** What you are asked to do **
Return every line of the material exactly.

+++

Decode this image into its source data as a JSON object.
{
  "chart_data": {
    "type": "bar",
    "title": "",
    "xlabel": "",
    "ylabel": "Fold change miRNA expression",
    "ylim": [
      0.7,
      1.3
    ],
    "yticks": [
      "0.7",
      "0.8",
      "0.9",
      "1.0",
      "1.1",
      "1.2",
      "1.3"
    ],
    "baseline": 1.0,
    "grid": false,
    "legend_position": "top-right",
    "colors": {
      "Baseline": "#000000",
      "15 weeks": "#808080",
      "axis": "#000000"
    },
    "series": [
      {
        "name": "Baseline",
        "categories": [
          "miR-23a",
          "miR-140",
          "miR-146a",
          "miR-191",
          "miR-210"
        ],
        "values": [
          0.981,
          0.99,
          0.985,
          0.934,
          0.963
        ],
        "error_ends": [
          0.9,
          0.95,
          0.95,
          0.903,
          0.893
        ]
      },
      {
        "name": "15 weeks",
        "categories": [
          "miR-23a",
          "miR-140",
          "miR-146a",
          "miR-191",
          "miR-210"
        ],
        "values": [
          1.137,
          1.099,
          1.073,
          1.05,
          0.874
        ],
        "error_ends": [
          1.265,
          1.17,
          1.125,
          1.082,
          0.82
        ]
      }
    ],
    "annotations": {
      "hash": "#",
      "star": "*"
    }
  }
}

+++

** Output for this task **
Decode this image into its source data as a JSON object.
{
  "chart_data": {
    "type": "bar",
    "title": "",
    "xlabel": "",
    "ylabel": "Fold change miRNA expression",
    "ylim": [
      0.7,
      1.3
    ],
    "yticks": [
      "0.7",
      "0.8",
      "0.9",
      "1.0",
      "1.1",
      "1.2",
      "1.3"
    ],
    "baseline": 1.0,
    "grid": false,
    "legend_position": "top-right",
    "colors": {
      "Baseline": "#000000",
      "15 weeks": "#808080",
      "axis": "#000000"
    },
    "series": [
      {
        "name": "Baseline",
        "categories": [
          "miR-23a",
          "miR-140",
          "miR-146a",
          "miR-191",
          "miR-210"
        ],
        "values": [
          0.981,
          0.99,
          0.985,
          0.934,
          0.963
        ],
        "error_ends": [
          0.9,
          0.95,
          0.95,
          0.903,
          0.893
        ]
      },
      {
        "name": "15 weeks",
        "categories": [
          "miR-23a",
          "miR-140",
          "miR-146a",
          "miR-191",
          "miR-210"
        ],
        "values": [
          1.137,
          1.099,
          1.073,
          1.05,
          0.874
        ],
        "error_ends": [
          1.265,
          1.17,
          1.125,
          1.082,
          0.82
        ]
      }
    ],
    "annotations": {
      "hash": "#",
      "star": "*"
    }
  }
}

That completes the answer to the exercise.